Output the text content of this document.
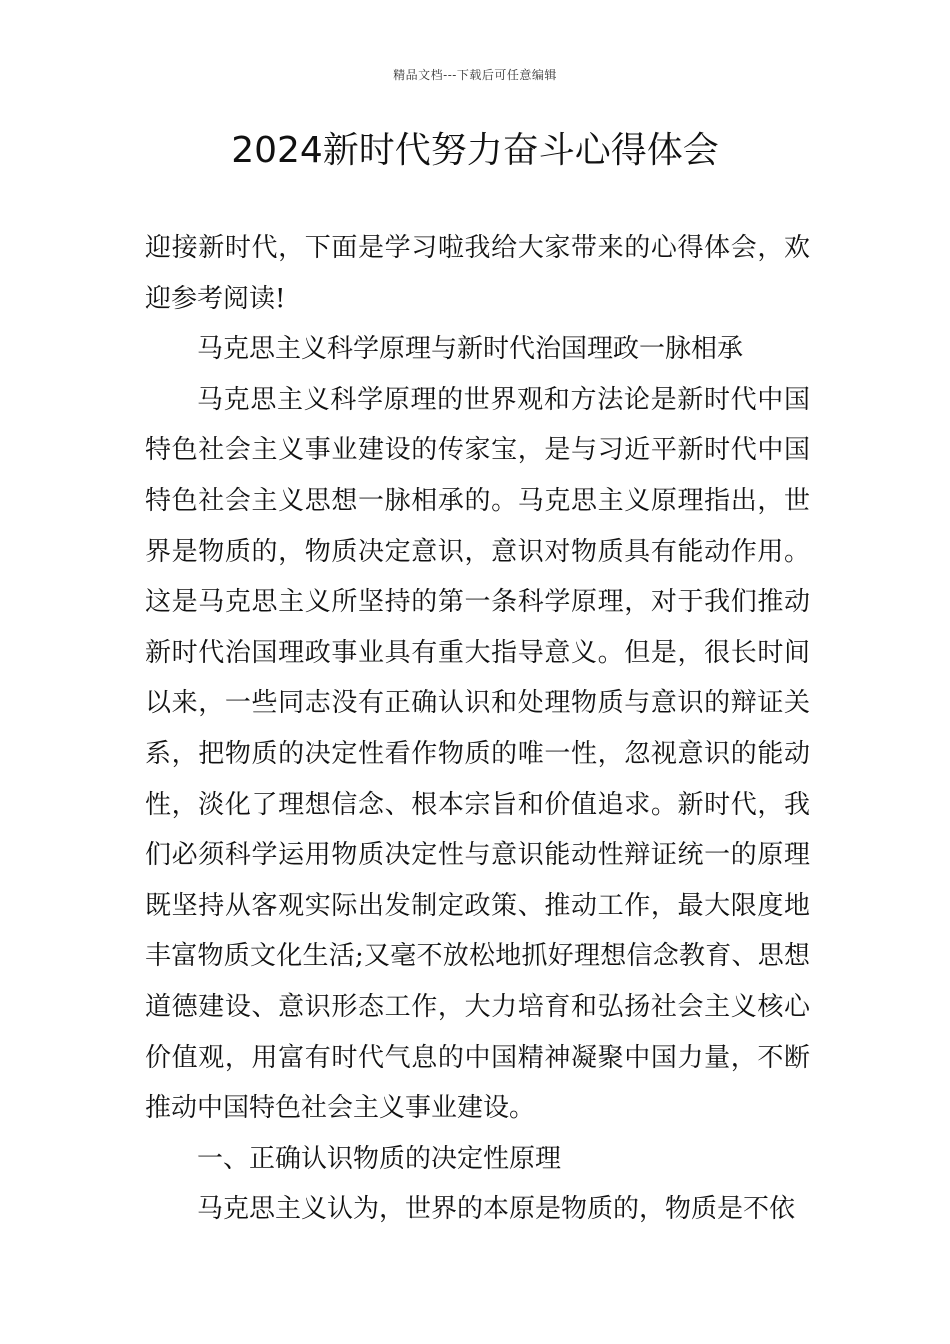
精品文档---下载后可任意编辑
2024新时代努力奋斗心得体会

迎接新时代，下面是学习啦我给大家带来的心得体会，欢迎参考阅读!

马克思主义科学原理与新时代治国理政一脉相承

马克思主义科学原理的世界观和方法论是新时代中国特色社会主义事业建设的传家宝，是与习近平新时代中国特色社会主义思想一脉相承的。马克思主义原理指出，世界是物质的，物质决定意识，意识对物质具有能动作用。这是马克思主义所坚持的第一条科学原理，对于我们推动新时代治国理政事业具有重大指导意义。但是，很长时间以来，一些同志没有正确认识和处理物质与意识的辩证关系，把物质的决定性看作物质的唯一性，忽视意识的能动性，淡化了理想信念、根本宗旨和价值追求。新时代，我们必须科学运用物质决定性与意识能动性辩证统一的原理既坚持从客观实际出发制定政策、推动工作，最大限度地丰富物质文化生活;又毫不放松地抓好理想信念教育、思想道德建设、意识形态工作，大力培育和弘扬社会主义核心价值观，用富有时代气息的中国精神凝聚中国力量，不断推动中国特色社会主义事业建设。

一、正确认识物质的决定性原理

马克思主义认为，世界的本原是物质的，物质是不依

==*==

* _Given exercise_
Write out all the entries exactly, except for the pictures.

* _Answer in full_
Output the text content of this document.
精品文档---下载后可任意编辑
2024新时代努力奋斗心得体会

迎接新时代，下面是学习啦我给大家带来的心得体会，欢迎参考阅读!

马克思主义科学原理与新时代治国理政一脉相承

马克思主义科学原理的世界观和方法论是新时代中国特色社会主义事业建设的传家宝，是与习近平新时代中国特色社会主义思想一脉相承的。马克思主义原理指出，世界是物质的，物质决定意识，意识对物质具有能动作用。这是马克思主义所坚持的第一条科学原理，对于我们推动新时代治国理政事业具有重大指导意义。但是，很长时间以来，一些同志没有正确认识和处理物质与意识的辩证关系，把物质的决定性看作物质的唯一性，忽视意识的能动性，淡化了理想信念、根本宗旨和价值追求。新时代，我们必须科学运用物质决定性与意识能动性辩证统一的原理既坚持从客观实际出发制定政策、推动工作，最大限度地丰富物质文化生活;又毫不放松地抓好理想信念教育、思想道德建设、意识形态工作，大力培育和弘扬社会主义核心价值观，用富有时代气息的中国精神凝聚中国力量，不断推动中国特色社会主义事业建设。

一、正确认识物质的决定性原理

马克思主义认为，世界的本原是物质的，物质是不依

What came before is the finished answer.